---- GIVEN DATA

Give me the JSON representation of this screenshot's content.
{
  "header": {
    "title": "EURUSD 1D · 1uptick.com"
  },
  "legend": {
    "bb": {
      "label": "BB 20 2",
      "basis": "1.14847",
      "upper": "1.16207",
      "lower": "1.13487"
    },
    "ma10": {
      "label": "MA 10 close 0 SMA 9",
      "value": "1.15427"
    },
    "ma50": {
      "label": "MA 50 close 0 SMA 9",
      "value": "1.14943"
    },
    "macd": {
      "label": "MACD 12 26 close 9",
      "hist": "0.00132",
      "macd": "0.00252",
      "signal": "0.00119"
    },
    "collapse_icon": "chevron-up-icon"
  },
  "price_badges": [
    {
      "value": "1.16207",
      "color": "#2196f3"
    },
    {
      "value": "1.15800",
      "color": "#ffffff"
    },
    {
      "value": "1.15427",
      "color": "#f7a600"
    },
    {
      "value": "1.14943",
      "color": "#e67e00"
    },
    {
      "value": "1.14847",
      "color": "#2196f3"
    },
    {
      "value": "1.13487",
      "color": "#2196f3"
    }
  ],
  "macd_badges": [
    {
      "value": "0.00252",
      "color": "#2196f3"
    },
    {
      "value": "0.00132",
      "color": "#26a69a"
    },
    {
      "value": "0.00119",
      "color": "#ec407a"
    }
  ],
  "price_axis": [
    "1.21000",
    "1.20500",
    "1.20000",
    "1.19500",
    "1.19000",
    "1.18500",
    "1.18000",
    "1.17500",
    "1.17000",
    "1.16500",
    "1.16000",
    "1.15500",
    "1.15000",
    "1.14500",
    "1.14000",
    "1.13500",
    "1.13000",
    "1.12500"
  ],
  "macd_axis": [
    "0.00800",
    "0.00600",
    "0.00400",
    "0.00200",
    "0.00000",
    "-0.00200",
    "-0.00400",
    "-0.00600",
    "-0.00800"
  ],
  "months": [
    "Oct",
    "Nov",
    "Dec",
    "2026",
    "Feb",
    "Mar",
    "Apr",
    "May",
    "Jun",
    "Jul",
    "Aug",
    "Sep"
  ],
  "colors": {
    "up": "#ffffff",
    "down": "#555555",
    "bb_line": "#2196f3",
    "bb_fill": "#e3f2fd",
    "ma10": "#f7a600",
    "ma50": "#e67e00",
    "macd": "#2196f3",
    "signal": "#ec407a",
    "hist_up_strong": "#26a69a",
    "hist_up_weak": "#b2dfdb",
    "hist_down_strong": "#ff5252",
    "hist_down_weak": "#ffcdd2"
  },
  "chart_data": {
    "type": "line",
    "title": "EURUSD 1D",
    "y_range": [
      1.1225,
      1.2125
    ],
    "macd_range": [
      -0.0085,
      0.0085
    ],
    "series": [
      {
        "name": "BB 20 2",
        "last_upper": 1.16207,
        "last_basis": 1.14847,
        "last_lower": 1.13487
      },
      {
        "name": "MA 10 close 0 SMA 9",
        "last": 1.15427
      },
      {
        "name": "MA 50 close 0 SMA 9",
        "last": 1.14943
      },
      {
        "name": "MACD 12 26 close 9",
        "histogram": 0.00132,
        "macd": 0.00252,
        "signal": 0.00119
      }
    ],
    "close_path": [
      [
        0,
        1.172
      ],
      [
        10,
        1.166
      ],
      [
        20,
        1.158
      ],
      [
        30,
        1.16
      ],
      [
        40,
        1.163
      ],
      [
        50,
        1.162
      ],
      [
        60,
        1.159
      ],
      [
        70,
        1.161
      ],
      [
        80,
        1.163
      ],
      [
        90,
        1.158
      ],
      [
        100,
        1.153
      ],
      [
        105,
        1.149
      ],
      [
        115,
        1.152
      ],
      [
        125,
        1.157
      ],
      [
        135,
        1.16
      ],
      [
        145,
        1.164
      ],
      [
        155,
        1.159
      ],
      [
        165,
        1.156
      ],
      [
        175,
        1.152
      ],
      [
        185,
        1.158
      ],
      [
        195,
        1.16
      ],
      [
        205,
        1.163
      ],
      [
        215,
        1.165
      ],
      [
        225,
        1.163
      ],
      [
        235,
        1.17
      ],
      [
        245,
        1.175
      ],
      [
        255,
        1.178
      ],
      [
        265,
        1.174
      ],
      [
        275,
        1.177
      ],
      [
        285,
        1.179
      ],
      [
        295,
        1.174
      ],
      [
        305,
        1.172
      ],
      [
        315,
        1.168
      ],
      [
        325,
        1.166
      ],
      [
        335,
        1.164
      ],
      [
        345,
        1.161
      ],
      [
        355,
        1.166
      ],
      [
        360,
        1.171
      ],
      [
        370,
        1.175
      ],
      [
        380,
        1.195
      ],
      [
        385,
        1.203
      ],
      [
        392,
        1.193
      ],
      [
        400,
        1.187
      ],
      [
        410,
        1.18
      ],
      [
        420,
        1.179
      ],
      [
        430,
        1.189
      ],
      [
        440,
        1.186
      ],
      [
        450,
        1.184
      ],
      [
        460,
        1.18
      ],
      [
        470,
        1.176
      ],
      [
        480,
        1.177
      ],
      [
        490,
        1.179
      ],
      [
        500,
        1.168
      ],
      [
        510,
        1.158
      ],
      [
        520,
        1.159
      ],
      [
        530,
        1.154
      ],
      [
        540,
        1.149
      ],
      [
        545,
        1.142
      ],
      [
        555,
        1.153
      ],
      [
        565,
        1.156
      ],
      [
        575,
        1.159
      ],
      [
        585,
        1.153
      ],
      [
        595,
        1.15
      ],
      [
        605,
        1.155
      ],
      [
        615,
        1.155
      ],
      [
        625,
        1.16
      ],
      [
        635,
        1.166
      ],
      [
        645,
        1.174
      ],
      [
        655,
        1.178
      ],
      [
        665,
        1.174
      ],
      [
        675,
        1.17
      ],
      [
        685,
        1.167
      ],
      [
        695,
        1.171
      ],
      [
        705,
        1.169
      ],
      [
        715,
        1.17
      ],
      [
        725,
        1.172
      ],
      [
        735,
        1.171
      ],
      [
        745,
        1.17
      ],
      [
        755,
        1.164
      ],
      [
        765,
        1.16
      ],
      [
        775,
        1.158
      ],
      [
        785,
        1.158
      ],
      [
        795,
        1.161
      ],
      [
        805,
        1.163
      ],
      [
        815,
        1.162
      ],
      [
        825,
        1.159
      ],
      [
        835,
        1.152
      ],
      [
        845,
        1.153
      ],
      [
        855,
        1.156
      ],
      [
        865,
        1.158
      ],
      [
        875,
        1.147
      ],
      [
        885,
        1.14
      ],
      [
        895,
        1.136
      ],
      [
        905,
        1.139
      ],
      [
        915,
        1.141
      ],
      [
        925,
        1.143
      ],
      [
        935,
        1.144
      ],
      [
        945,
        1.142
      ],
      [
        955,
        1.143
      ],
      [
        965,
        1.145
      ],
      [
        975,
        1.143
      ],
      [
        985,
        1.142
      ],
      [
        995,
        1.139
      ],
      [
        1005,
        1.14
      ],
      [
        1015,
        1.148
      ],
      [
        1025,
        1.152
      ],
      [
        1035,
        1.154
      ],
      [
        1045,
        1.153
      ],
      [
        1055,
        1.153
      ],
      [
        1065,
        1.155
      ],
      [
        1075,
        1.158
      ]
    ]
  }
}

--------

**REQUIRED WORK**
Quote the material exactly, leaving nothing out.

**RESULT FOR THIS EXERCISE**
Give me the JSON representation of this screenshot's content.
{
  "header": {
    "title": "EURUSD 1D · 1uptick.com"
  },
  "legend": {
    "bb": {
      "label": "BB 20 2",
      "basis": "1.14847",
      "upper": "1.16207",
      "lower": "1.13487"
    },
    "ma10": {
      "label": "MA 10 close 0 SMA 9",
      "value": "1.15427"
    },
    "ma50": {
      "label": "MA 50 close 0 SMA 9",
      "value": "1.14943"
    },
    "macd": {
      "label": "MACD 12 26 close 9",
      "hist": "0.00132",
      "macd": "0.00252",
      "signal": "0.00119"
    },
    "collapse_icon": "chevron-up-icon"
  },
  "price_badges": [
    {
      "value": "1.16207",
      "color": "#2196f3"
    },
    {
      "value": "1.15800",
      "color": "#ffffff"
    },
    {
      "value": "1.15427",
      "color": "#f7a600"
    },
    {
      "value": "1.14943",
      "color": "#e67e00"
    },
    {
      "value": "1.14847",
      "color": "#2196f3"
    },
    {
      "value": "1.13487",
      "color": "#2196f3"
    }
  ],
  "macd_badges": [
    {
      "value": "0.00252",
      "color": "#2196f3"
    },
    {
      "value": "0.00132",
      "color": "#26a69a"
    },
    {
      "value": "0.00119",
      "color": "#ec407a"
    }
  ],
  "price_axis": [
    "1.21000",
    "1.20500",
    "1.20000",
    "1.19500",
    "1.19000",
    "1.18500",
    "1.18000",
    "1.17500",
    "1.17000",
    "1.16500",
    "1.16000",
    "1.15500",
    "1.15000",
    "1.14500",
    "1.14000",
    "1.13500",
    "1.13000",
    "1.12500"
  ],
  "macd_axis": [
    "0.00800",
    "0.00600",
    "0.00400",
    "0.00200",
    "0.00000",
    "-0.00200",
    "-0.00400",
    "-0.00600",
    "-0.00800"
  ],
  "months": [
    "Oct",
    "Nov",
    "Dec",
    "2026",
    "Feb",
    "Mar",
    "Apr",
    "May",
    "Jun",
    "Jul",
    "Aug",
    "Sep"
  ],
  "colors": {
    "up": "#ffffff",
    "down": "#555555",
    "bb_line": "#2196f3",
    "bb_fill": "#e3f2fd",
    "ma10": "#f7a600",
    "ma50": "#e67e00",
    "macd": "#2196f3",
    "signal": "#ec407a",
    "hist_up_strong": "#26a69a",
    "hist_up_weak": "#b2dfdb",
    "hist_down_strong": "#ff5252",
    "hist_down_weak": "#ffcdd2"
  },
  "chart_data": {
    "type": "line",
    "title": "EURUSD 1D",
    "y_range": [
      1.1225,
      1.2125
    ],
    "macd_range": [
      -0.0085,
      0.0085
    ],
    "series": [
      {
        "name": "BB 20 2",
        "last_upper": 1.16207,
        "last_basis": 1.14847,
        "last_lower": 1.13487
      },
      {
        "name": "MA 10 close 0 SMA 9",
        "last": 1.15427
      },
      {
        "name": "MA 50 close 0 SMA 9",
        "last": 1.14943
      },
      {
        "name": "MACD 12 26 close 9",
        "histogram": 0.00132,
        "macd": 0.00252,
        "signal": 0.00119
      }
    ],
    "close_path": [
      [
        0,
        1.172
      ],
      [
        10,
        1.166
      ],
      [
        20,
        1.158
      ],
      [
        30,
        1.16
      ],
      [
        40,
        1.163
      ],
      [
        50,
        1.162
      ],
      [
        60,
        1.159
      ],
      [
        70,
        1.161
      ],
      [
        80,
        1.163
      ],
      [
        90,
        1.158
      ],
      [
        100,
        1.153
      ],
      [
        105,
        1.149
      ],
      [
        115,
        1.152
      ],
      [
        125,
        1.157
      ],
      [
        135,
        1.16
      ],
      [
        145,
        1.164
      ],
      [
        155,
        1.159
      ],
      [
        165,
        1.156
      ],
      [
        175,
        1.152
      ],
      [
        185,
        1.158
      ],
      [
        195,
        1.16
      ],
      [
        205,
        1.163
      ],
      [
        215,
        1.165
      ],
      [
        225,
        1.163
      ],
      [
        235,
        1.17
      ],
      [
        245,
        1.175
      ],
      [
        255,
        1.178
      ],
      [
        265,
        1.174
      ],
      [
        275,
        1.177
      ],
      [
        285,
        1.179
      ],
      [
        295,
        1.174
      ],
      [
        305,
        1.172
      ],
      [
        315,
        1.168
      ],
      [
        325,
        1.166
      ],
      [
        335,
        1.164
      ],
      [
        345,
        1.161
      ],
      [
        355,
        1.166
      ],
      [
        360,
        1.171
      ],
      [
        370,
        1.175
      ],
      [
        380,
        1.195
      ],
      [
        385,
        1.203
      ],
      [
        392,
        1.193
      ],
      [
        400,
        1.187
      ],
      [
        410,
        1.18
      ],
      [
        420,
        1.179
      ],
      [
        430,
        1.189
      ],
      [
        440,
        1.186
      ],
      [
        450,
        1.184
      ],
      [
        460,
        1.18
      ],
      [
        470,
        1.176
      ],
      [
        480,
        1.177
      ],
      [
        490,
        1.179
      ],
      [
        500,
        1.168
      ],
      [
        510,
        1.158
      ],
      [
        520,
        1.159
      ],
      [
        530,
        1.154
      ],
      [
        540,
        1.149
      ],
      [
        545,
        1.142
      ],
      [
        555,
        1.153
      ],
      [
        565,
        1.156
      ],
      [
        575,
        1.159
      ],
      [
        585,
        1.153
      ],
      [
        595,
        1.15
      ],
      [
        605,
        1.155
      ],
      [
        615,
        1.155
      ],
      [
        625,
        1.16
      ],
      [
        635,
        1.166
      ],
      [
        645,
        1.174
      ],
      [
        655,
        1.178
      ],
      [
        665,
        1.174
      ],
      [
        675,
        1.17
      ],
      [
        685,
        1.167
      ],
      [
        695,
        1.171
      ],
      [
        705,
        1.169
      ],
      [
        715,
        1.17
      ],
      [
        725,
        1.172
      ],
      [
        735,
        1.171
      ],
      [
        745,
        1.17
      ],
      [
        755,
        1.164
      ],
      [
        765,
        1.16
      ],
      [
        775,
        1.158
      ],
      [
        785,
        1.158
      ],
      [
        795,
        1.161
      ],
      [
        805,
        1.163
      ],
      [
        815,
        1.162
      ],
      [
        825,
        1.159
      ],
      [
        835,
        1.152
      ],
      [
        845,
        1.153
      ],
      [
        855,
        1.156
      ],
      [
        865,
        1.158
      ],
      [
        875,
        1.147
      ],
      [
        885,
        1.14
      ],
      [
        895,
        1.136
      ],
      [
        905,
        1.139
      ],
      [
        915,
        1.141
      ],
      [
        925,
        1.143
      ],
      [
        935,
        1.144
      ],
      [
        945,
        1.142
      ],
      [
        955,
        1.143
      ],
      [
        965,
        1.145
      ],
      [
        975,
        1.143
      ],
      [
        985,
        1.142
      ],
      [
        995,
        1.139
      ],
      [
        1005,
        1.14
      ],
      [
        1015,
        1.148
      ],
      [
        1025,
        1.152
      ],
      [
        1035,
        1.154
      ],
      [
        1045,
        1.153
      ],
      [
        1055,
        1.153
      ],
      [
        1065,
        1.155
      ],
      [
        1075,
        1.158
      ]
    ]
  }
}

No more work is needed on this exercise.